----- DATA TO USE -----

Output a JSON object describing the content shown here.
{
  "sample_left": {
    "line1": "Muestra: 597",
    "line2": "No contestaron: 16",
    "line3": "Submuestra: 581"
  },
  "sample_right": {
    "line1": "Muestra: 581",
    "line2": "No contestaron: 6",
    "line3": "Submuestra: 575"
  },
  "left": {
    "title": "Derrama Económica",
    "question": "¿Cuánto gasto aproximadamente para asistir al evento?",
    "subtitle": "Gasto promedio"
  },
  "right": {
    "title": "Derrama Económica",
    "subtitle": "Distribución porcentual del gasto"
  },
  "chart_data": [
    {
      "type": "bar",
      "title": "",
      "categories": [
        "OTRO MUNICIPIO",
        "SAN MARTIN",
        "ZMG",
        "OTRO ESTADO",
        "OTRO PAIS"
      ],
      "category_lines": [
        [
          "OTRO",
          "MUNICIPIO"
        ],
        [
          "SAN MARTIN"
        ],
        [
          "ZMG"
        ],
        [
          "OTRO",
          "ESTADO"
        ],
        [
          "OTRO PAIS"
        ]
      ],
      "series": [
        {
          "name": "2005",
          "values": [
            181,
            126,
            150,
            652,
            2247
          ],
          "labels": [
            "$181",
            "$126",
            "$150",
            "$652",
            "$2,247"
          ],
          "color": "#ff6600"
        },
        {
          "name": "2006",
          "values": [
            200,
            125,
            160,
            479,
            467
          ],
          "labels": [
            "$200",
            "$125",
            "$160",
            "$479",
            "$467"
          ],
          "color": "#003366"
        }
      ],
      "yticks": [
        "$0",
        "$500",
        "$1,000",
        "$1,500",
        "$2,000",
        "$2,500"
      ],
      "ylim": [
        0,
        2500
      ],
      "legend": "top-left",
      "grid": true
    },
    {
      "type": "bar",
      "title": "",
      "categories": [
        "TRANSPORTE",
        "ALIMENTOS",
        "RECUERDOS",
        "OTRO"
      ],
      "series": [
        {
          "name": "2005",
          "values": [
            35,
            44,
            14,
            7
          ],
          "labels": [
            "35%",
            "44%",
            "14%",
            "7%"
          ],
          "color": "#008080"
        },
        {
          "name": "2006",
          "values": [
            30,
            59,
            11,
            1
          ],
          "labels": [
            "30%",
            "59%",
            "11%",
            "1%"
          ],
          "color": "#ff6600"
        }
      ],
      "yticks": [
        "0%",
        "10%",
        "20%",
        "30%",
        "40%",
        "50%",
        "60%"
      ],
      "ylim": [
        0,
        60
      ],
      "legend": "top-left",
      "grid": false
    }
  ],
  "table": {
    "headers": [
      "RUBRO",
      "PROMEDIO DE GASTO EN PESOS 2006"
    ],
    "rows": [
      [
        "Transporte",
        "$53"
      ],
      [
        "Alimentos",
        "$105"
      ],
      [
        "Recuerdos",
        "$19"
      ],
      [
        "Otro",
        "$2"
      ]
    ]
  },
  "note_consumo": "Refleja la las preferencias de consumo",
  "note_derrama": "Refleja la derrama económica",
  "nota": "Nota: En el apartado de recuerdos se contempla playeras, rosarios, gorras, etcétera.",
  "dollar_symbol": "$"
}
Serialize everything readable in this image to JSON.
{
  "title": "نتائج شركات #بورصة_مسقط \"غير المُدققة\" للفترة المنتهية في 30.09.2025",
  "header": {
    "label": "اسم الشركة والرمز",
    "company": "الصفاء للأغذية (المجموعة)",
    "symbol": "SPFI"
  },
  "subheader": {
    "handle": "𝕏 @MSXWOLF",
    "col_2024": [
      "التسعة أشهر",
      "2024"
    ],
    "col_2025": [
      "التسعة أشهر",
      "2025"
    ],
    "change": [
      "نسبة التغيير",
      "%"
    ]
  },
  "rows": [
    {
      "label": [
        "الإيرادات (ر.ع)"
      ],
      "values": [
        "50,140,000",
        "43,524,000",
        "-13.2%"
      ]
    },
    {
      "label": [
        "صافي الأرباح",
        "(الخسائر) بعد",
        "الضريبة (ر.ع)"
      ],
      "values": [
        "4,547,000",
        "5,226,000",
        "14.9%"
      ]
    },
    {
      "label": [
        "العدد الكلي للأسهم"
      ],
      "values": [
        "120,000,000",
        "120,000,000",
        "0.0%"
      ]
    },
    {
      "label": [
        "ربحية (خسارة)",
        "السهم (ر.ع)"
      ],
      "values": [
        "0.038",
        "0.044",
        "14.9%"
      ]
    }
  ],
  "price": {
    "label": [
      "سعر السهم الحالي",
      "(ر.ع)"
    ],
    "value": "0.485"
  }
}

-----

Reproduce all the data word for word.

Output a JSON object describing the content shown here.
{
  "sample_left": {
    "line1": "Muestra: 597",
    "line2": "No contestaron: 16",
    "line3": "Submuestra: 581"
  },
  "sample_right": {
    "line1": "Muestra: 581",
    "line2": "No contestaron: 6",
    "line3": "Submuestra: 575"
  },
  "left": {
    "title": "Derrama Económica",
    "question": "¿Cuánto gasto aproximadamente para asistir al evento?",
    "subtitle": "Gasto promedio"
  },
  "right": {
    "title": "Derrama Económica",
    "subtitle": "Distribución porcentual del gasto"
  },
  "chart_data": [
    {
      "type": "bar",
      "title": "",
      "categories": [
        "OTRO MUNICIPIO",
        "SAN MARTIN",
        "ZMG",
        "OTRO ESTADO",
        "OTRO PAIS"
      ],
      "category_lines": [
        [
          "OTRO",
          "MUNICIPIO"
        ],
        [
          "SAN MARTIN"
        ],
        [
          "ZMG"
        ],
        [
          "OTRO",
          "ESTADO"
        ],
        [
          "OTRO PAIS"
        ]
      ],
      "series": [
        {
          "name": "2005",
          "values": [
            181,
            126,
            150,
            652,
            2247
          ],
          "labels": [
            "$181",
            "$126",
            "$150",
            "$652",
            "$2,247"
          ],
          "color": "#ff6600"
        },
        {
          "name": "2006",
          "values": [
            200,
            125,
            160,
            479,
            467
          ],
          "labels": [
            "$200",
            "$125",
            "$160",
            "$479",
            "$467"
          ],
          "color": "#003366"
        }
      ],
      "yticks": [
        "$0",
        "$500",
        "$1,000",
        "$1,500",
        "$2,000",
        "$2,500"
      ],
      "ylim": [
        0,
        2500
      ],
      "legend": "top-left",
      "grid": true
    },
    {
      "type": "bar",
      "title": "",
      "categories": [
        "TRANSPORTE",
        "ALIMENTOS",
        "RECUERDOS",
        "OTRO"
      ],
      "series": [
        {
          "name": "2005",
          "values": [
            35,
            44,
            14,
            7
          ],
          "labels": [
            "35%",
            "44%",
            "14%",
            "7%"
          ],
          "color": "#008080"
        },
        {
          "name": "2006",
          "values": [
            30,
            59,
            11,
            1
          ],
          "labels": [
            "30%",
            "59%",
            "11%",
            "1%"
          ],
          "color": "#ff6600"
        }
      ],
      "yticks": [
        "0%",
        "10%",
        "20%",
        "30%",
        "40%",
        "50%",
        "60%"
      ],
      "ylim": [
        0,
        60
      ],
      "legend": "top-left",
      "grid": false
    }
  ],
  "table": {
    "headers": [
      "RUBRO",
      "PROMEDIO DE GASTO EN PESOS 2006"
    ],
    "rows": [
      [
        "Transporte",
        "$53"
      ],
      [
        "Alimentos",
        "$105"
      ],
      [
        "Recuerdos",
        "$19"
      ],
      [
        "Otro",
        "$2"
      ]
    ]
  },
  "note_consumo": "Refleja la las preferencias de consumo",
  "note_derrama": "Refleja la derrama económica",
  "nota": "Nota: En el apartado de recuerdos se contempla playeras, rosarios, gorras, etcétera.",
  "dollar_symbol": "$"
}
Serialize everything readable in this image to JSON.
{
  "title": "نتائج شركات #بورصة_مسقط \"غير المُدققة\" للفترة المنتهية في 30.09.2025",
  "header": {
    "label": "اسم الشركة والرمز",
    "company": "الصفاء للأغذية (المجموعة)",
    "symbol": "SPFI"
  },
  "subheader": {
    "handle": "𝕏 @MSXWOLF",
    "col_2024": [
      "التسعة أشهر",
      "2024"
    ],
    "col_2025": [
      "التسعة أشهر",
      "2025"
    ],
    "change": [
      "نسبة التغيير",
      "%"
    ]
  },
  "rows": [
    {
      "label": [
        "الإيرادات (ر.ع)"
      ],
      "values": [
        "50,140,000",
        "43,524,000",
        "-13.2%"
      ]
    },
    {
      "label": [
        "صافي الأرباح",
        "(الخسائر) بعد",
        "الضريبة (ر.ع)"
      ],
      "values": [
        "4,547,000",
        "5,226,000",
        "14.9%"
      ]
    },
    {
      "label": [
        "العدد الكلي للأسهم"
      ],
      "values": [
        "120,000,000",
        "120,000,000",
        "0.0%"
      ]
    },
    {
      "label": [
        "ربحية (خسارة)",
        "السهم (ر.ع)"
      ],
      "values": [
        "0.038",
        "0.044",
        "14.9%"
      ]
    }
  ],
  "price": {
    "label": [
      "سعر السهم الحالي",
      "(ر.ع)"
    ],
    "value": "0.485"
  }
}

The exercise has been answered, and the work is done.